--- START DOCUMENT EXTRACT ---

United States District Court, District of Columbia

January 9, 2020

CHRISAVGI SOURGOUTSIS, Plaintiff,
v.
UNITED STATES CAPITOL POLICE, Defendant.

          MEMORANDUM OPINION AND ORDER DENYING PLAINTIFF'S MOTIONS FOR A DECLARATORY JUDGMENT AND FOR AMENDMENT OF THE CLERK'S JUDGMENT

          KETANJI BROWN JACKSON, UNITED STATES DISTRICT JUDGE

         At the conclusion of the eight-day jury trial that took place in this gender discrimination and retaliation case, the jury made two findings. First, it determined that Plaintiff Chrisavgi Sourgoutsis had proven that her sex was a motivating factor in Defendant United States Capitol Police's (“USCP's”) termination of her employment but that the USCP had also proven that it would have fired Sourgoutsis anyway; therefore, no damages were to be awarded. (See Verdict Form, ECF No. 138.) Second, it found that Sourgoutsis had failed to establish that her termination was in retaliation for her participation in an internal investigation. (Id.) Accordingly, this Court entered judgment in favor of the USCP on Sourgoutsis's discrimination and retaliation claims. (See Clerk's Judgment on the Verdict (“Judgment”), ECF No. 144.)

         Before this Court at present are two post-trial motions that Sourgoutsis has filed seeking a declaratory judgment and a more specific statement concerning the judgment that the Court's clerk has entered in this case. (See Pl.'s Mot. for Decl. Judgment, ECF No. 143; see also Pl.'s Mot. to Amend Clerk's Judgment Entered on Nov. 27, 2019 (“Pl.'s Mot. to Amend”), ECF No. 154.) Sourgoutsis's motion for a declaratory judgment-which was filed on November 25, 2019, before the clerk entered the judgment-asks the Court, pursuant to Federal Rule of Civil Procedure 58(d), to order the clerk to enter a judgment to the effect that “Sourgoutsis proved by a preponderance of the evidence that her sex was a motivating factor in the United States Capitol Police's decision to terminate her employment in violation of Title VII of the Civil Rights Act of 1964, as incorporated with respect to agencies of Congress by the Congressional Accountability Act (CAA).” (Pl.'s Mot. for Decl. Judgment at 1); see also Fed. R. Civ. Pro. 58(d) (“A party may request that judgment be set out in a separate document[.]”).[1] Sourgoutsis's motion to amend was filed on December 27, 2019-after the clerk entered judgment-and it seeks an amendment of the judgment's language “to reflect the jury's finding that . . . Sourgoutsis proved by a preponderance of the evidence that her sex was a motivating factor in USCP's decision to terminate her employment in violation of Title VII of the Civil Rights Act of 1964, as incorporated with respect to agencies of Congress by the Congressional Accountability Act (‘CAA').” (Pl.'s Mot. to Amend at 1.)

--- END DOCUMENT EXTRACT ---
--- START DATA SECTION ---

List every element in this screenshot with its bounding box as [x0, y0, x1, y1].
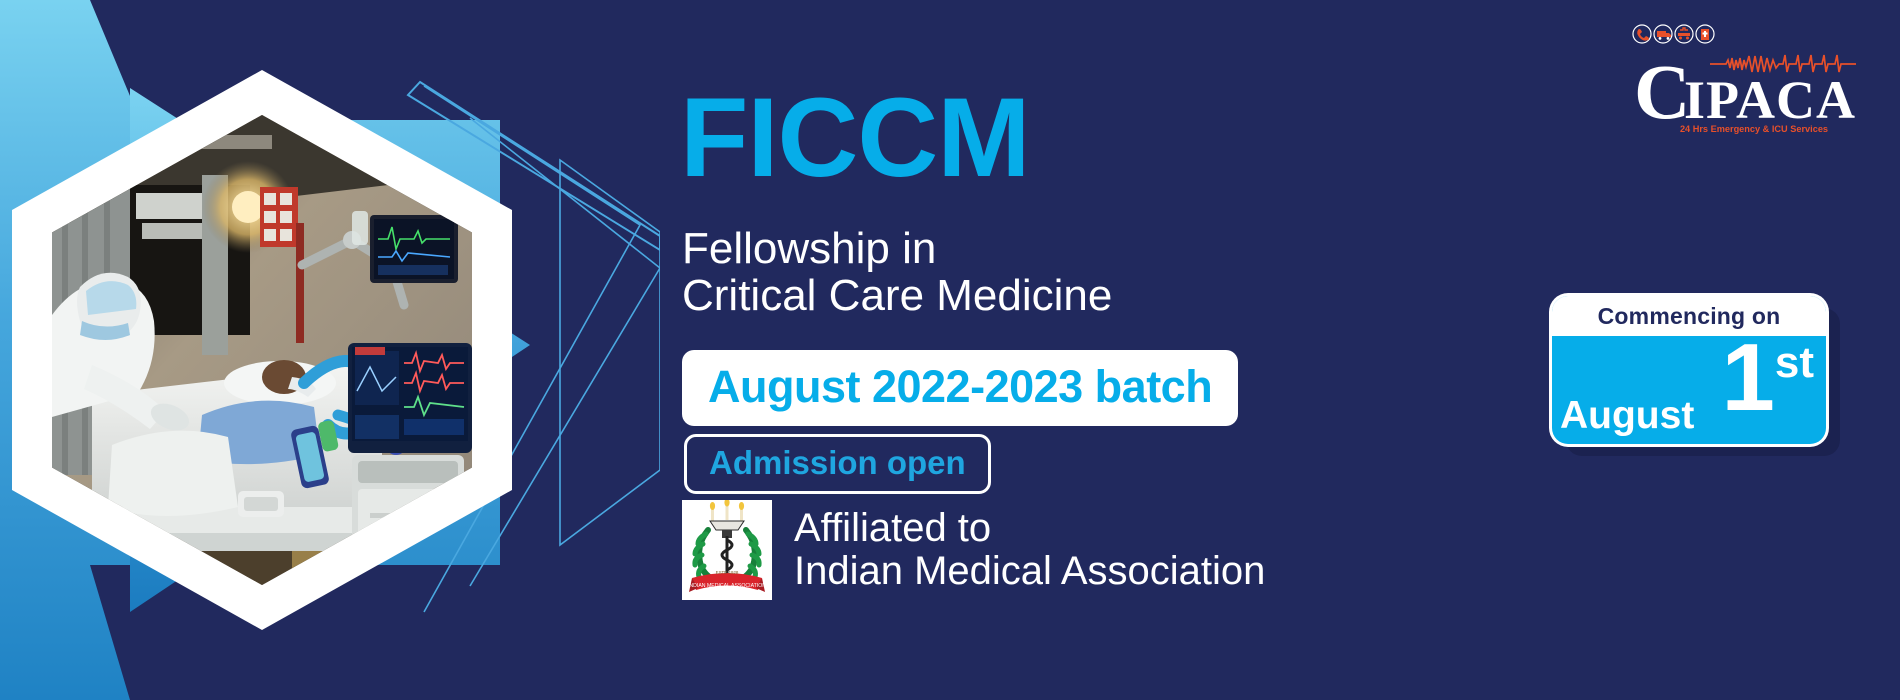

--- END DATA SECTION ---

**DIRECTION A**
In the memorandum opinion, copy the stretch from "KETANJI BROWN JACKSON, UNITED" through "ECF No. 144.)" word for word.
**DIRECTION B**
Answer these questions from the memorandum opinion:
(i) How many days did the jury trial last?
(ii) On what date did Sourgoutsis file her motion to amend?
(iii) Under which Federal Rule of Civil Procedure does her motion for a declaratory judgment ask the Court to act?

**TASK SOLUTION A**
KETANJI BROWN JACKSON, UNITED STATES DISTRICT JUDGE

         At the conclusion of the eight-day jury trial that took place in this gender discrimination and retaliation case, the jury made two findings. First, it determined that Plaintiff Chrisavgi Sourgoutsis had proven that her sex was a motivating factor in Defendant United States Capitol Police's (“USCP's”) termination of her employment but that the USCP had also proven that it would have fired Sourgoutsis anyway; therefore, no damages were to be awarded. (See Verdict Form, ECF No. 138.) Second, it found that Sourgoutsis had failed to establish that her termination was in retaliation for her participation in an internal investigation. (Id.) Accordingly, this Court entered judgment in favor of the USCP on Sourgoutsis's discrimination and retaliation claims. (See Clerk's Judgment on the Verdict (“Judgment”), ECF No. 144.)

**TASK SOLUTION B**
(i) Eight days.
(ii) December 27, 2019.
(iii) Rule 58(d).